BRIEF:
Print the listing below exactly.

----- RECORDS FOR THE TASK

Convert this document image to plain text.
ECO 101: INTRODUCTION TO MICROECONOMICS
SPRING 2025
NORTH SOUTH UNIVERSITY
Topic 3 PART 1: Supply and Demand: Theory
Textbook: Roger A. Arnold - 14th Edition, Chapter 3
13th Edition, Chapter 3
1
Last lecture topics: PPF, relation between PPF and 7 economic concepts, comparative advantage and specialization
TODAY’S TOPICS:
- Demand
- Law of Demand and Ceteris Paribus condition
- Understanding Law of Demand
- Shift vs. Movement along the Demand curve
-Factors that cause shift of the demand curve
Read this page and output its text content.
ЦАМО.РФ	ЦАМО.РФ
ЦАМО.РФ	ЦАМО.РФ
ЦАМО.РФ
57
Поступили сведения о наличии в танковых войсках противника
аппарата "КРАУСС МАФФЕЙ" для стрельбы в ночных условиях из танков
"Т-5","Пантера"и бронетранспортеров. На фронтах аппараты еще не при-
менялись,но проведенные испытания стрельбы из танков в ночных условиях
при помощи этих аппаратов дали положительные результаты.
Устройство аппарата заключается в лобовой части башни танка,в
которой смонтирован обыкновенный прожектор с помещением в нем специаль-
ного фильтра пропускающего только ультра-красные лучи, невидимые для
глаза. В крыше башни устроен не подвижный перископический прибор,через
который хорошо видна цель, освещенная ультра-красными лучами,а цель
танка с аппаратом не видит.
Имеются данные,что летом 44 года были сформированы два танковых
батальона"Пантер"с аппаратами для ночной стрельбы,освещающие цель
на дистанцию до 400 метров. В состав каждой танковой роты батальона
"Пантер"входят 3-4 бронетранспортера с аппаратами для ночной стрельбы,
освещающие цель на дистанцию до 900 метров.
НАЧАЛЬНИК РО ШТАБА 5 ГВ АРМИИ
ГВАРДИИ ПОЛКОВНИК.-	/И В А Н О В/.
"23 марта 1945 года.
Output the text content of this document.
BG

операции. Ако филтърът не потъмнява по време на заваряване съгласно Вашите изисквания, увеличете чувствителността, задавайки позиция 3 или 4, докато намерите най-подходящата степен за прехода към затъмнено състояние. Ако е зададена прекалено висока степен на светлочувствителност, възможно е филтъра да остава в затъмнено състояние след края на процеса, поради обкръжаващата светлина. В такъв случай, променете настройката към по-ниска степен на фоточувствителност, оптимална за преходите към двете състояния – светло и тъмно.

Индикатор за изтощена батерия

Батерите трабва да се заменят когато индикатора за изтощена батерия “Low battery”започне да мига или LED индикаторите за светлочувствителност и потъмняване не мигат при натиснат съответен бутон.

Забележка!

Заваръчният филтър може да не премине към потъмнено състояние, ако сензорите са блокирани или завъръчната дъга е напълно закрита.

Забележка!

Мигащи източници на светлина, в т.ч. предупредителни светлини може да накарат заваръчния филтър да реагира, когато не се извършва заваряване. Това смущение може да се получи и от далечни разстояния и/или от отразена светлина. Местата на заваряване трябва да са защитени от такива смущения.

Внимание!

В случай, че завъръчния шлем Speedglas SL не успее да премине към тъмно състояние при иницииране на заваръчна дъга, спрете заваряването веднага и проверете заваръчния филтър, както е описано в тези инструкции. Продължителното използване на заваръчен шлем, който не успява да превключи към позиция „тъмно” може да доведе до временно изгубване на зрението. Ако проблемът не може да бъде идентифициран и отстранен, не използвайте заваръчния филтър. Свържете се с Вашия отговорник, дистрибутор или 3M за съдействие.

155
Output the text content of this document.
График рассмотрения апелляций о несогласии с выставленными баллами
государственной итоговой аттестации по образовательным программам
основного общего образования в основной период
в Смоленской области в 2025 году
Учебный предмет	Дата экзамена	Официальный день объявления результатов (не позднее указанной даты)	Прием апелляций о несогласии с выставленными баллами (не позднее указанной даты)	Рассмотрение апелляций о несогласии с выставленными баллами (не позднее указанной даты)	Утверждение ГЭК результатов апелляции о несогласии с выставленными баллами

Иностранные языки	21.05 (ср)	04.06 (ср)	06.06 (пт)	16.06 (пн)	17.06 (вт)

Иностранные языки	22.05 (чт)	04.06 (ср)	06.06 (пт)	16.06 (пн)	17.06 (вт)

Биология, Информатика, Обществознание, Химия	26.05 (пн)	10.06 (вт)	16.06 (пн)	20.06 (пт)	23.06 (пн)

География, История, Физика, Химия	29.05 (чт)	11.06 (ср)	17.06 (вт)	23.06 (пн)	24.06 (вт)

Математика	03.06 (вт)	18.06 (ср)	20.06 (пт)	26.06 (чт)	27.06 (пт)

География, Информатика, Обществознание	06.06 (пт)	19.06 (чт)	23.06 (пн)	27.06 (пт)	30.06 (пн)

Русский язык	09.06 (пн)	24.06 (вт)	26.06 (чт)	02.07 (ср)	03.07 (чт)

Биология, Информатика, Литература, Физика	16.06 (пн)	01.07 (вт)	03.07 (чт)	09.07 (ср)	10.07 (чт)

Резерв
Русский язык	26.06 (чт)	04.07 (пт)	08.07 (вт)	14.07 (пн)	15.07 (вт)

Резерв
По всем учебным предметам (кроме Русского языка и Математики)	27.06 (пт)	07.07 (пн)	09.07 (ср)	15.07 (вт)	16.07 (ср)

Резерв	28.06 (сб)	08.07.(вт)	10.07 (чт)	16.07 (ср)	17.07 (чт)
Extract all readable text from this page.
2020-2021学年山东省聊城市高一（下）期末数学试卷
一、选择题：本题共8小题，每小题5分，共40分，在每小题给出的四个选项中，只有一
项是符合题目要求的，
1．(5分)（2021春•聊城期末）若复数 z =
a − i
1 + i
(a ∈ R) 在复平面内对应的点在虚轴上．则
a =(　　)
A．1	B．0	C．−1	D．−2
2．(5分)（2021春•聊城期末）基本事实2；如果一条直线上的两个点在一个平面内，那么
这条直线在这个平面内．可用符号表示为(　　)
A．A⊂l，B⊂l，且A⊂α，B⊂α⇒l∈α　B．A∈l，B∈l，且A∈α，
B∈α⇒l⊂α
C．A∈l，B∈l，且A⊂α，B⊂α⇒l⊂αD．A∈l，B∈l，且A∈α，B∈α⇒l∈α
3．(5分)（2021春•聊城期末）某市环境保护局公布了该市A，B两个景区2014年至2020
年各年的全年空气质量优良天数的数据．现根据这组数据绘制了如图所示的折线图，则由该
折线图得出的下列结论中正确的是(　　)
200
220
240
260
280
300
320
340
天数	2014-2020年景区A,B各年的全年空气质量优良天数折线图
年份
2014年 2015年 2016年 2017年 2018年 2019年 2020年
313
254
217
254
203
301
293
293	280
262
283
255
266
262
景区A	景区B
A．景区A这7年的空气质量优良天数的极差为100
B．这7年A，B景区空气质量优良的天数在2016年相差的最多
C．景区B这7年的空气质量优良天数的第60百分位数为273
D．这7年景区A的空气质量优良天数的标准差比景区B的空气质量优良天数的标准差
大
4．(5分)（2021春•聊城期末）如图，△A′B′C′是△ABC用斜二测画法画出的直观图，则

----------

THE COMPLETED TASK:
Convert this document image to plain text.
ECO 101: INTRODUCTION TO MICROECONOMICS
SPRING 2025
NORTH SOUTH UNIVERSITY
Topic 3 PART 1: Supply and Demand: Theory
Textbook: Roger A. Arnold - 14th Edition, Chapter 3
13th Edition, Chapter 3
1
Last lecture topics: PPF, relation between PPF and 7 economic concepts, comparative advantage and specialization
TODAY’S TOPICS:
- Demand
- Law of Demand and Ceteris Paribus condition
- Understanding Law of Demand
- Shift vs. Movement along the Demand curve
-Factors that cause shift of the demand curve
Read this page and output its text content.
ЦАМО.РФ	ЦАМО.РФ
ЦАМО.РФ	ЦАМО.РФ
ЦАМО.РФ
57
Поступили сведения о наличии в танковых войсках противника
аппарата "КРАУСС МАФФЕЙ" для стрельбы в ночных условиях из танков
"Т-5","Пантера"и бронетранспортеров. На фронтах аппараты еще не при-
менялись,но проведенные испытания стрельбы из танков в ночных условиях
при помощи этих аппаратов дали положительные результаты.
Устройство аппарата заключается в лобовой части башни танка,в
которой смонтирован обыкновенный прожектор с помещением в нем специаль-
ного фильтра пропускающего только ультра-красные лучи, невидимые для
глаза. В крыше башни устроен не подвижный перископический прибор,через
который хорошо видна цель, освещенная ультра-красными лучами,а цель
танка с аппаратом не видит.
Имеются данные,что летом 44 года были сформированы два танковых
батальона"Пантер"с аппаратами для ночной стрельбы,освещающие цель
на дистанцию до 400 метров. В состав каждой танковой роты батальона
"Пантер"входят 3-4 бронетранспортера с аппаратами для ночной стрельбы,
освещающие цель на дистанцию до 900 метров.
НАЧАЛЬНИК РО ШТАБА 5 ГВ АРМИИ
ГВАРДИИ ПОЛКОВНИК.-	/И В А Н О В/.
"23 марта 1945 года.
Output the text content of this document.
BG

операции. Ако филтърът не потъмнява по време на заваряване съгласно Вашите изисквания, увеличете чувствителността, задавайки позиция 3 или 4, докато намерите най-подходящата степен за прехода към затъмнено състояние. Ако е зададена прекалено висока степен на светлочувствителност, възможно е филтъра да остава в затъмнено състояние след края на процеса, поради обкръжаващата светлина. В такъв случай, променете настройката към по-ниска степен на фоточувствителност, оптимална за преходите към двете състояния – светло и тъмно.

Индикатор за изтощена батерия

Батерите трабва да се заменят когато индикатора за изтощена батерия “Low battery”започне да мига или LED индикаторите за светлочувствителност и потъмняване не мигат при натиснат съответен бутон.

Забележка!

Заваръчният филтър може да не премине към потъмнено състояние, ако сензорите са блокирани или завъръчната дъга е напълно закрита.

Забележка!

Мигащи източници на светлина, в т.ч. предупредителни светлини може да накарат заваръчния филтър да реагира, когато не се извършва заваряване. Това смущение може да се получи и от далечни разстояния и/или от отразена светлина. Местата на заваряване трябва да са защитени от такива смущения.

Внимание!

В случай, че завъръчния шлем Speedglas SL не успее да премине към тъмно състояние при иницииране на заваръчна дъга, спрете заваряването веднага и проверете заваръчния филтър, както е описано в тези инструкции. Продължителното използване на заваръчен шлем, който не успява да превключи към позиция „тъмно” може да доведе до временно изгубване на зрението. Ако проблемът не може да бъде идентифициран и отстранен, не използвайте заваръчния филтър. Свържете се с Вашия отговорник, дистрибутор или 3M за съдействие.

155
Output the text content of this document.
График рассмотрения апелляций о несогласии с выставленными баллами
государственной итоговой аттестации по образовательным программам
основного общего образования в основной период
в Смоленской области в 2025 году
Учебный предмет	Дата экзамена	Официальный день объявления результатов (не позднее указанной даты)	Прием апелляций о несогласии с выставленными баллами (не позднее указанной даты)	Рассмотрение апелляций о несогласии с выставленными баллами (не позднее указанной даты)	Утверждение ГЭК результатов апелляции о несогласии с выставленными баллами

Иностранные языки	21.05 (ср)	04.06 (ср)	06.06 (пт)	16.06 (пн)	17.06 (вт)

Иностранные языки	22.05 (чт)	04.06 (ср)	06.06 (пт)	16.06 (пн)	17.06 (вт)

Биология, Информатика, Обществознание, Химия	26.05 (пн)	10.06 (вт)	16.06 (пн)	20.06 (пт)	23.06 (пн)

География, История, Физика, Химия	29.05 (чт)	11.06 (ср)	17.06 (вт)	23.06 (пн)	24.06 (вт)

Математика	03.06 (вт)	18.06 (ср)	20.06 (пт)	26.06 (чт)	27.06 (пт)

География, Информатика, Обществознание	06.06 (пт)	19.06 (чт)	23.06 (пн)	27.06 (пт)	30.06 (пн)

Русский язык	09.06 (пн)	24.06 (вт)	26.06 (чт)	02.07 (ср)	03.07 (чт)

Биология, Информатика, Литература, Физика	16.06 (пн)	01.07 (вт)	03.07 (чт)	09.07 (ср)	10.07 (чт)

Резерв
Русский язык	26.06 (чт)	04.07 (пт)	08.07 (вт)	14.07 (пн)	15.07 (вт)

Резерв
По всем учебным предметам (кроме Русского языка и Математики)	27.06 (пт)	07.07 (пн)	09.07 (ср)	15.07 (вт)	16.07 (ср)

Резерв	28.06 (сб)	08.07.(вт)	10.07 (чт)	16.07 (ср)	17.07 (чт)
Extract all readable text from this page.
2020-2021学年山东省聊城市高一（下）期末数学试卷
一、选择题：本题共8小题，每小题5分，共40分，在每小题给出的四个选项中，只有一
项是符合题目要求的，
1．(5分)（2021春•聊城期末）若复数 z =
a − i
1 + i
(a ∈ R) 在复平面内对应的点在虚轴上．则
a =(　　)
A．1	B．0	C．−1	D．−2
2．(5分)（2021春•聊城期末）基本事实2；如果一条直线上的两个点在一个平面内，那么
这条直线在这个平面内．可用符号表示为(　　)
A．A⊂l，B⊂l，且A⊂α，B⊂α⇒l∈α　B．A∈l，B∈l，且A∈α，
B∈α⇒l⊂α
C．A∈l，B∈l，且A⊂α，B⊂α⇒l⊂αD．A∈l，B∈l，且A∈α，B∈α⇒l∈α
3．(5分)（2021春•聊城期末）某市环境保护局公布了该市A，B两个景区2014年至2020
年各年的全年空气质量优良天数的数据．现根据这组数据绘制了如图所示的折线图，则由该
折线图得出的下列结论中正确的是(　　)
200
220
240
260
280
300
320
340
天数	2014-2020年景区A,B各年的全年空气质量优良天数折线图
年份
2014年 2015年 2016年 2017年 2018年 2019年 2020年
313
254
217
254
203
301
293
293	280
262
283
255
266
262
景区A	景区B
A．景区A这7年的空气质量优良天数的极差为100
B．这7年A，B景区空气质量优良的天数在2016年相差的最多
C．景区B这7年的空气质量优良天数的第60百分位数为273
D．这7年景区A的空气质量优良天数的标准差比景区B的空气质量优良天数的标准差
大
4．(5分)（2021春•聊城期末）如图，△A′B′C′是△ABC用斜二测画法画出的直观图，则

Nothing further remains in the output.